Entries taken from a collection
※ ※ ※

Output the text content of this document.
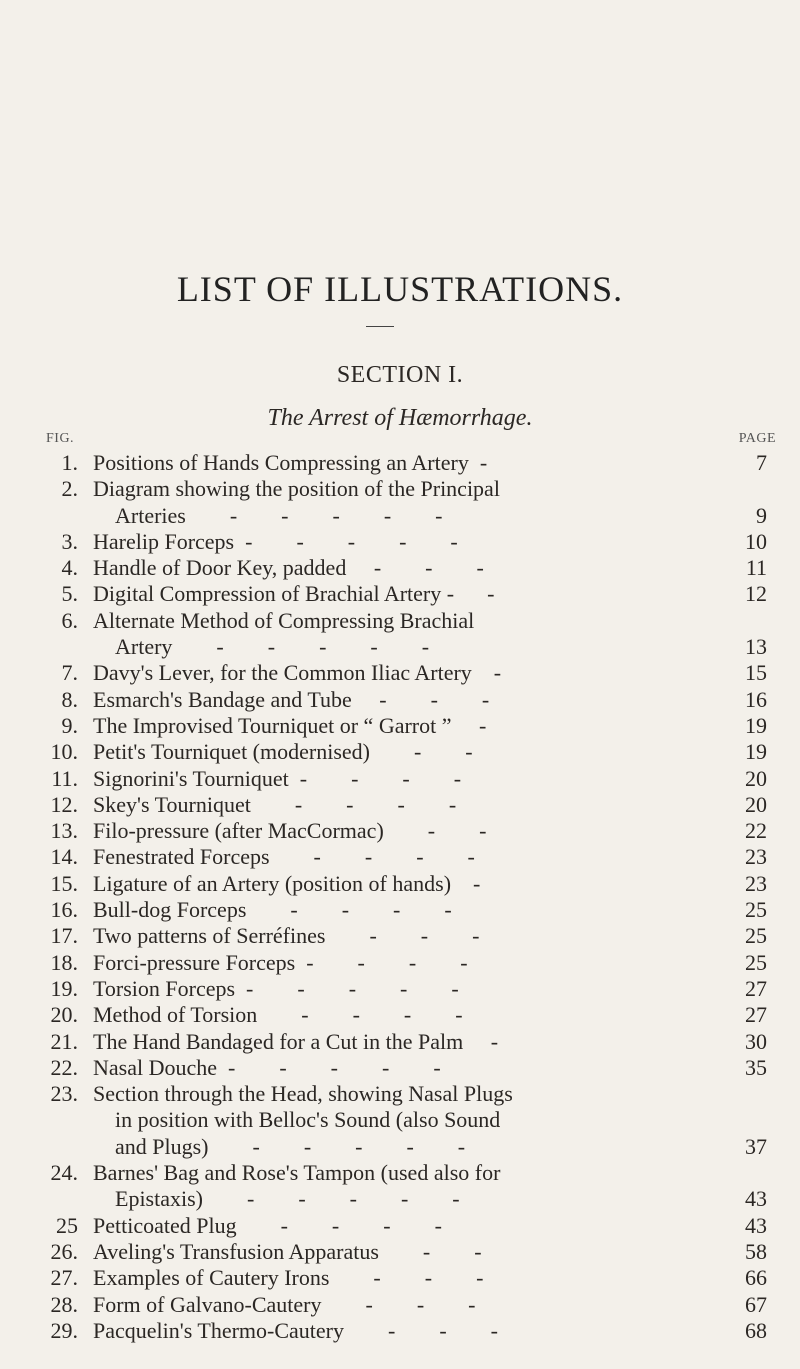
LIST OF ILLUSTRATIONS.
SECTION I.
The Arrest of Hæmorrhage.
FIG.	PAGE
1. Positions of Hands Compressing an Artery  -	7
2. Diagram showing the position of the Principal
Arteries        -        -        -        -        -	9
3. Harelip Forceps  -        -        -        -        -	10
4. Handle of Door Key, padded     -        -        -	11
5. Digital Compression of Brachial Artery -      -	12
6. Alternate Method of Compressing Brachial
Artery        -        -        -        -        -	13
7. Davy's Lever, for the Common Iliac Artery    -	15
8. Esmarch's Bandage and Tube     -        -        -	16
9. The Improvised Tourniquet or “ Garrot ”     -	19
10. Petit's Tourniquet (modernised)        -        -	19
11. Signorini's Tourniquet  -        -        -        -	20
12. Skey's Tourniquet        -        -        -        -	20
13. Filo-pressure (after MacCormac)        -        -	22
14. Fenestrated Forceps        -        -        -        -	23
15. Ligature of an Artery (position of hands)    -	23
16. Bull-dog Forceps        -        -        -        -	25
17. Two patterns of Serréfines        -        -        -	25
18. Forci-pressure Forceps  -        -        -        -	25
19. Torsion Forceps  -        -        -        -        -	27
20. Method of Torsion        -        -        -        -	27
21. The Hand Bandaged for a Cut in the Palm     -	30
22. Nasal Douche  -        -        -        -        -	35
23. Section through the Head, showing Nasal Plugs
in position with Belloc's Sound (also Sound
and Plugs)        -        -        -        -        -	37
24. Barnes' Bag and Rose's Tampon (used also for
Epistaxis)        -        -        -        -        -	43
25 Petticoated Plug        -        -        -        -	43
26. Aveling's Transfusion Apparatus        -        -	58
27. Examples of Cautery Irons        -        -        -	66
28. Form of Galvano-Cautery        -        -        -	67
29. Pacquelin's Thermo-Cautery        -        -        -	68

※ ※ ※

#### What is expected
Across the entries, how many lines hold the word "showing"? Say only the number.

#### Result for this task
2